▸ What is required:
Scan the following material for the string "text" and copy each line in which it appears.

▸ Extracted records:
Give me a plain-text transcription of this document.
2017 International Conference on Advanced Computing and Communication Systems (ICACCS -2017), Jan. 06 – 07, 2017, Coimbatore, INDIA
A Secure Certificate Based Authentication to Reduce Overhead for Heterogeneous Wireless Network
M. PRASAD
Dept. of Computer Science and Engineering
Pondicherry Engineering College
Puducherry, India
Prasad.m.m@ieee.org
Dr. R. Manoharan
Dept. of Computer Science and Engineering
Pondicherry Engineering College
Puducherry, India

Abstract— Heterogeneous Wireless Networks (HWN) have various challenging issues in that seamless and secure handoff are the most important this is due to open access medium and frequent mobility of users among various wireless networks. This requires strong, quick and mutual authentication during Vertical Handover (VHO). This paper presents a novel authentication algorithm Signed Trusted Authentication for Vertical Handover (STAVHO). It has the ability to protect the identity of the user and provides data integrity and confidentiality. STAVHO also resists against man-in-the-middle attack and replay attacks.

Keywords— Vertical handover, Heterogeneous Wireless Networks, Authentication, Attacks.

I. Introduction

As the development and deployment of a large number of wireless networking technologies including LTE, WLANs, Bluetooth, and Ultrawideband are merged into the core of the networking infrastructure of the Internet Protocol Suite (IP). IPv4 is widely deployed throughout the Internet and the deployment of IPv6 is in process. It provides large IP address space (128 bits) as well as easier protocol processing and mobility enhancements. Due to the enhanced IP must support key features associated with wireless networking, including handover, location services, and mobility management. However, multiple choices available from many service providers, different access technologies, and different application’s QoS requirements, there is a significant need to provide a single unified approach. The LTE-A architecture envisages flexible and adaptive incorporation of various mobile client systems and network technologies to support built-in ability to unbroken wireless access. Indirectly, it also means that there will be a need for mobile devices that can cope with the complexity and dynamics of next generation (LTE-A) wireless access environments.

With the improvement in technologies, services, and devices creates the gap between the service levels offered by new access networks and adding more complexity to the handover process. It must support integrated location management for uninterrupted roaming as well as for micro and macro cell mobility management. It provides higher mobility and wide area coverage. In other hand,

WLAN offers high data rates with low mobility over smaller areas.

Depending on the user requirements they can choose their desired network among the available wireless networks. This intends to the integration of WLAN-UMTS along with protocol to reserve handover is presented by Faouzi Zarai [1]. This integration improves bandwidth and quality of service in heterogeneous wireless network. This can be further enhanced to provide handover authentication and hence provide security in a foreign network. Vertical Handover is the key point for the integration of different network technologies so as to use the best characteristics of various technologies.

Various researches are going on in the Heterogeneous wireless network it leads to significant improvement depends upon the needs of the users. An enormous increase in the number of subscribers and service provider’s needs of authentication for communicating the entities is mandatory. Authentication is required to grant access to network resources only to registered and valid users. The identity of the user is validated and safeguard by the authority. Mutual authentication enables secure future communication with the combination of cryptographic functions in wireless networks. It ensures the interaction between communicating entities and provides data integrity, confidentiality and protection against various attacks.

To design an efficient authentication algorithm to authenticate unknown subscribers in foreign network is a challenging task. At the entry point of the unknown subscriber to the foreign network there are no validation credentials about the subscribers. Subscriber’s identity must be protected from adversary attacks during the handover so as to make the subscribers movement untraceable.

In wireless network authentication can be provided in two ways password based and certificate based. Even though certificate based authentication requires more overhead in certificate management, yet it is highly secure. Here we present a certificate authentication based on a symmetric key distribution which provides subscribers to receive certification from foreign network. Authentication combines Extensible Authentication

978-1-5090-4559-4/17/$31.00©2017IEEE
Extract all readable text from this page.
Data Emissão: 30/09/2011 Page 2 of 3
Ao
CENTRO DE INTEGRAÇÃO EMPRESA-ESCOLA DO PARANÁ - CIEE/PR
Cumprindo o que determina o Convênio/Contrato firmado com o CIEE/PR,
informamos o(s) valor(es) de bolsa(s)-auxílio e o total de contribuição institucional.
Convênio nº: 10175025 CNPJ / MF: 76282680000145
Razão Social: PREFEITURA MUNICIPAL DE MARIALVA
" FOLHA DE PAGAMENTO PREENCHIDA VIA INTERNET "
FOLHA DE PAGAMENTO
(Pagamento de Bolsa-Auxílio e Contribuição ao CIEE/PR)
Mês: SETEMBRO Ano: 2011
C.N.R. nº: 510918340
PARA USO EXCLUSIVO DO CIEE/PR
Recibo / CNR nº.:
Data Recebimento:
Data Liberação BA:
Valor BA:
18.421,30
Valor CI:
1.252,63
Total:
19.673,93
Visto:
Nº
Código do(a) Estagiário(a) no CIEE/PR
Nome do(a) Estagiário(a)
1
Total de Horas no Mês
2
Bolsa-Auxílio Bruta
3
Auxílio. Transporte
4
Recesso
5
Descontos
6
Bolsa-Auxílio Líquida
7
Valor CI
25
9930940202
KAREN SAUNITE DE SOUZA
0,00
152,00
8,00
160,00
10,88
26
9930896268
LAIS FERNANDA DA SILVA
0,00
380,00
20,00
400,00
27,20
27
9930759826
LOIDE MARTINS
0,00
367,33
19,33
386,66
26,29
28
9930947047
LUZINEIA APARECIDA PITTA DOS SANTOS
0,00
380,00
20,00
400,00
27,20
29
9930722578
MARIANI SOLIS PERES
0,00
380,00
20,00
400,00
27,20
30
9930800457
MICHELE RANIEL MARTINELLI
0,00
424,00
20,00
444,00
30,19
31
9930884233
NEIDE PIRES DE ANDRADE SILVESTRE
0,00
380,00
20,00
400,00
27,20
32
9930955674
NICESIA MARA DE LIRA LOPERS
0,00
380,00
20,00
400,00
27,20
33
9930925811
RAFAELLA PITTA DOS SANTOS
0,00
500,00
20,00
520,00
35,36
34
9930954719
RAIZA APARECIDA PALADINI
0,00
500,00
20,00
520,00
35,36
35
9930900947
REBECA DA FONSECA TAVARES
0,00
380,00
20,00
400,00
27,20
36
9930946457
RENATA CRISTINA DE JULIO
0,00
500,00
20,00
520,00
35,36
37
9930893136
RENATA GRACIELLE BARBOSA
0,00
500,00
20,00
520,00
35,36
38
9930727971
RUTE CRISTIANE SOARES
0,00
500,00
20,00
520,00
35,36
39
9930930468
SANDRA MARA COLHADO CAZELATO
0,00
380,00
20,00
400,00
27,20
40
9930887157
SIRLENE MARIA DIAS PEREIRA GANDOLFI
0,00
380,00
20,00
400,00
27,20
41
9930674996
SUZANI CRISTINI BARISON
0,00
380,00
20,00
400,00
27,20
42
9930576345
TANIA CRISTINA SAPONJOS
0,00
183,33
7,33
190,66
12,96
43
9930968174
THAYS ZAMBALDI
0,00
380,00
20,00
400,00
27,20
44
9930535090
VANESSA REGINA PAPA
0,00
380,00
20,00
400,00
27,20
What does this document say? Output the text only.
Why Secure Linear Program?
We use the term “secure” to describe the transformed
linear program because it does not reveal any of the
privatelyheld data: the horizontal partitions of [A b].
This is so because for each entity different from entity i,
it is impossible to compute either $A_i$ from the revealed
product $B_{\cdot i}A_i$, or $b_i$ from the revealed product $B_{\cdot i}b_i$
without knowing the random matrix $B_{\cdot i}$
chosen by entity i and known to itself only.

▸ Finished answer:
Give me a plain-text transcription of this document.
Extract all readable text from this page.
What does this document say? Output the text only.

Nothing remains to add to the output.